_Stated goal_: Copy the rows below line for line with no changes, and leave the pictures out of your copy.

_Materials provided_:
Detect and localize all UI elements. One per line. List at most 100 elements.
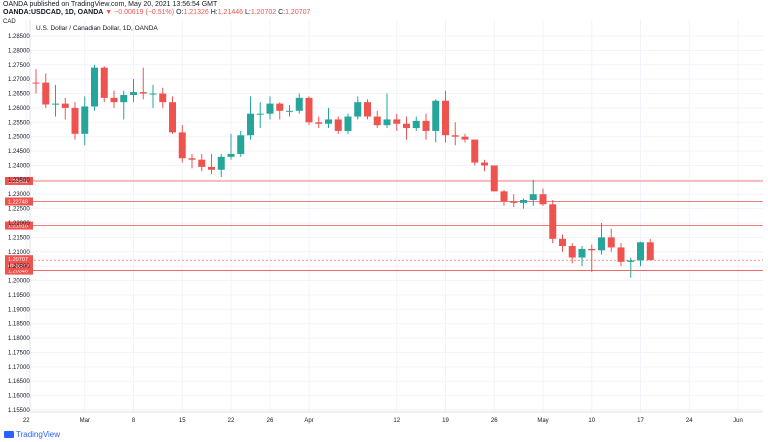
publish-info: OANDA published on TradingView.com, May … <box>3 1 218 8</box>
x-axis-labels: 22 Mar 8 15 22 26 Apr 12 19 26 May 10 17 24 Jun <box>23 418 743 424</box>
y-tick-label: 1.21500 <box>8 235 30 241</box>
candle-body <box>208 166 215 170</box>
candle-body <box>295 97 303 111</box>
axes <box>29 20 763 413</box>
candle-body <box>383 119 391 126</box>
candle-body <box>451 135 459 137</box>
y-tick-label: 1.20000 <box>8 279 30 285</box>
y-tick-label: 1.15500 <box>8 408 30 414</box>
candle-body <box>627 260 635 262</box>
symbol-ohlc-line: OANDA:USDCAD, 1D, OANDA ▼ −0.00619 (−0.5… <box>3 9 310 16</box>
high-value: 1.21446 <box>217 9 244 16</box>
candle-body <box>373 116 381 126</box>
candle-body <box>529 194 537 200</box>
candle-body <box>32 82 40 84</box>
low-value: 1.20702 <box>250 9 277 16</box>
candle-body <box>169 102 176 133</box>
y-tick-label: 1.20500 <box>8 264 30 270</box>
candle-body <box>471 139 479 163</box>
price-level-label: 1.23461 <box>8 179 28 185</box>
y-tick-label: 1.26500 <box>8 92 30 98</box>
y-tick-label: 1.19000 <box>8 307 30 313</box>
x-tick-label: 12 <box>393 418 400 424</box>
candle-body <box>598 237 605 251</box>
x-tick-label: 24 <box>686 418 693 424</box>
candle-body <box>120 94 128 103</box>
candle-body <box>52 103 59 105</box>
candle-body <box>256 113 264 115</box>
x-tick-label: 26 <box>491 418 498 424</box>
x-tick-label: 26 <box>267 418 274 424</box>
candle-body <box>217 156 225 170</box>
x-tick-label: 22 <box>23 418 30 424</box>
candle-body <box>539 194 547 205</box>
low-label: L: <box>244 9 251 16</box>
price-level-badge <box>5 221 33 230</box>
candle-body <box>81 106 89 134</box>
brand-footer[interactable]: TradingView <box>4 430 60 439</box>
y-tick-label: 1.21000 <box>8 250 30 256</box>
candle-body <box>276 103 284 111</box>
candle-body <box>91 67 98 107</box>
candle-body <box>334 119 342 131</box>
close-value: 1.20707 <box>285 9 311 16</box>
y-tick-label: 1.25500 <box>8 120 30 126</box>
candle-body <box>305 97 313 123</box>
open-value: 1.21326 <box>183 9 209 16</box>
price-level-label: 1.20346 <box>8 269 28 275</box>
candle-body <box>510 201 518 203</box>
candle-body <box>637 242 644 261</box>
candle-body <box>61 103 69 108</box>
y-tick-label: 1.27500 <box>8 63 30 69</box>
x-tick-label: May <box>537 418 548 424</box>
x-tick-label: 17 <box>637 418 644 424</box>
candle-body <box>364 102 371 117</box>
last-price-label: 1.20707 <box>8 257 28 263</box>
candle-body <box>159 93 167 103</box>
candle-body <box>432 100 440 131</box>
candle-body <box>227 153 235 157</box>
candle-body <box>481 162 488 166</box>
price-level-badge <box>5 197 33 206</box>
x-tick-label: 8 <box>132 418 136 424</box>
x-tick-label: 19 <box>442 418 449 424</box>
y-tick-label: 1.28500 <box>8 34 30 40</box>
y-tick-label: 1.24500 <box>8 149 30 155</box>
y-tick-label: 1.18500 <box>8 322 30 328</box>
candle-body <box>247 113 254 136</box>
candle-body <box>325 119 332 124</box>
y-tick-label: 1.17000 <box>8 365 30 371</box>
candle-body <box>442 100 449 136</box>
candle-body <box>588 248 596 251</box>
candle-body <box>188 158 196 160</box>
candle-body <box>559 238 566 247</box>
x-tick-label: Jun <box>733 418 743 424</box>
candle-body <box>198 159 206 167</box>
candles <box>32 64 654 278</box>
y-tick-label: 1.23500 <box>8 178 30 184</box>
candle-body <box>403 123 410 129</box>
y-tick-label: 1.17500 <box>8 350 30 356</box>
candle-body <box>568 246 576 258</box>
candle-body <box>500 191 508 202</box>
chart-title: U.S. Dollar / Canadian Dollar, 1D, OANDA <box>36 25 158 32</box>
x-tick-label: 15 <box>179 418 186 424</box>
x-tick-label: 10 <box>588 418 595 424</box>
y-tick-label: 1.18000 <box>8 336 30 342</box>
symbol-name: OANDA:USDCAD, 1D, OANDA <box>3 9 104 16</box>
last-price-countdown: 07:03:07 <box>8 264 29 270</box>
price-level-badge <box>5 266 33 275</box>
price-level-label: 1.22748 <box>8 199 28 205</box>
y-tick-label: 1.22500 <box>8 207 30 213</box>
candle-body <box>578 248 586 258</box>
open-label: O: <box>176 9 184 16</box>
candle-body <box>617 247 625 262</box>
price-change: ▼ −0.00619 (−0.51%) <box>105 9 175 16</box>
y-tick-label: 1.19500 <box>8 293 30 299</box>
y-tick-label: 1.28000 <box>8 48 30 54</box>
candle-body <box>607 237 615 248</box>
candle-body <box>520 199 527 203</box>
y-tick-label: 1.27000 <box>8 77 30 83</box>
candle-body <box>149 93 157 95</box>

_Result of this task_:
Detect and localize all UI elements. One per line. List at most 100 elements.
publish-info: OANDA published on TradingView.com, May … <box>3 1 218 8</box>
x-axis-labels: 22 Mar 8 15 22 26 Apr 12 19 26 May 10 17 24 Jun <box>23 418 743 424</box>
y-tick-label: 1.21500 <box>8 235 30 241</box>
candle-body <box>208 166 215 170</box>
candle-body <box>295 97 303 111</box>
axes <box>29 20 763 413</box>
candle-body <box>383 119 391 126</box>
candle-body <box>451 135 459 137</box>
y-tick-label: 1.20000 <box>8 279 30 285</box>
y-tick-label: 1.15500 <box>8 408 30 414</box>
candle-body <box>627 260 635 262</box>
symbol-ohlc-line: OANDA:USDCAD, 1D, OANDA ▼ −0.00619 (−0.5… <box>3 9 310 16</box>
high-value: 1.21446 <box>217 9 244 16</box>
candle-body <box>373 116 381 126</box>
candle-body <box>529 194 537 200</box>
candle-body <box>32 82 40 84</box>
low-value: 1.20702 <box>250 9 277 16</box>
candle-body <box>169 102 176 133</box>
y-tick-label: 1.20500 <box>8 264 30 270</box>
candle-body <box>471 139 479 163</box>
price-level-label: 1.23461 <box>8 179 28 185</box>
y-tick-label: 1.26500 <box>8 92 30 98</box>
y-tick-label: 1.19000 <box>8 307 30 313</box>
x-tick-label: 12 <box>393 418 400 424</box>
candle-body <box>598 237 605 251</box>
x-tick-label: 24 <box>686 418 693 424</box>
candle-body <box>120 94 128 103</box>
candle-body <box>52 103 59 105</box>
candle-body <box>256 113 264 115</box>
x-tick-label: 26 <box>491 418 498 424</box>
x-tick-label: 26 <box>267 418 274 424</box>
candle-body <box>217 156 225 170</box>
x-tick-label: 22 <box>23 418 30 424</box>
candle-body <box>539 194 547 205</box>
low-label: L: <box>244 9 251 16</box>
price-level-badge <box>5 221 33 230</box>
candle-body <box>81 106 89 134</box>
brand-footer[interactable]: TradingView <box>4 430 60 439</box>
y-tick-label: 1.21000 <box>8 250 30 256</box>
candle-body <box>276 103 284 111</box>
candle-body <box>91 67 98 107</box>
candle-body <box>334 119 342 131</box>
close-value: 1.20707 <box>285 9 311 16</box>
y-tick-label: 1.25500 <box>8 120 30 126</box>
candle-body <box>305 97 313 123</box>
open-value: 1.21326 <box>183 9 209 16</box>
price-level-label: 1.20346 <box>8 269 28 275</box>
candle-body <box>510 201 518 203</box>
candle-body <box>637 242 644 261</box>
candle-body <box>61 103 69 108</box>
y-tick-label: 1.27500 <box>8 63 30 69</box>
x-tick-label: May <box>537 418 548 424</box>
x-tick-label: 17 <box>637 418 644 424</box>
candle-body <box>364 102 371 117</box>
last-price-label: 1.20707 <box>8 257 28 263</box>
candle-body <box>159 93 167 103</box>
candle-body <box>432 100 440 131</box>
candle-body <box>227 153 235 157</box>
candle-body <box>481 162 488 166</box>
price-level-badge <box>5 197 33 206</box>
x-tick-label: 8 <box>132 418 136 424</box>
x-tick-label: 19 <box>442 418 449 424</box>
y-tick-label: 1.28500 <box>8 34 30 40</box>
y-tick-label: 1.24500 <box>8 149 30 155</box>
y-tick-label: 1.18500 <box>8 322 30 328</box>
candle-body <box>247 113 254 136</box>
candle-body <box>325 119 332 124</box>
y-tick-label: 1.17000 <box>8 365 30 371</box>
candle-body <box>442 100 449 136</box>
candle-body <box>588 248 596 251</box>
candle-body <box>188 158 196 160</box>
candle-body <box>559 238 566 247</box>
x-tick-label: Jun <box>733 418 743 424</box>
candle-body <box>198 159 206 167</box>
candles <box>32 64 654 278</box>
y-tick-label: 1.23500 <box>8 178 30 184</box>
candle-body <box>403 123 410 129</box>
y-tick-label: 1.17500 <box>8 350 30 356</box>
candle-body <box>568 246 576 258</box>
candle-body <box>500 191 508 202</box>
chart-title: U.S. Dollar / Canadian Dollar, 1D, OANDA <box>36 25 158 32</box>
x-tick-label: 15 <box>179 418 186 424</box>
x-tick-label: 10 <box>588 418 595 424</box>
y-tick-label: 1.18000 <box>8 336 30 342</box>
symbol-name: OANDA:USDCAD, 1D, OANDA <box>3 9 104 16</box>
last-price-countdown: 07:03:07 <box>8 264 29 270</box>
price-level-badge <box>5 266 33 275</box>
price-level-label: 1.22748 <box>8 199 28 205</box>
y-tick-label: 1.22500 <box>8 207 30 213</box>
candle-body <box>578 248 586 258</box>
open-label: O: <box>176 9 184 16</box>
candle-body <box>617 247 625 262</box>
price-change: ▼ −0.00619 (−0.51%) <box>105 9 175 16</box>
y-tick-label: 1.19500 <box>8 293 30 299</box>
y-tick-label: 1.28000 <box>8 48 30 54</box>
candle-body <box>607 237 615 248</box>
candle-body <box>520 199 527 203</box>
y-tick-label: 1.27000 <box>8 77 30 83</box>
candle-body <box>149 93 157 95</box>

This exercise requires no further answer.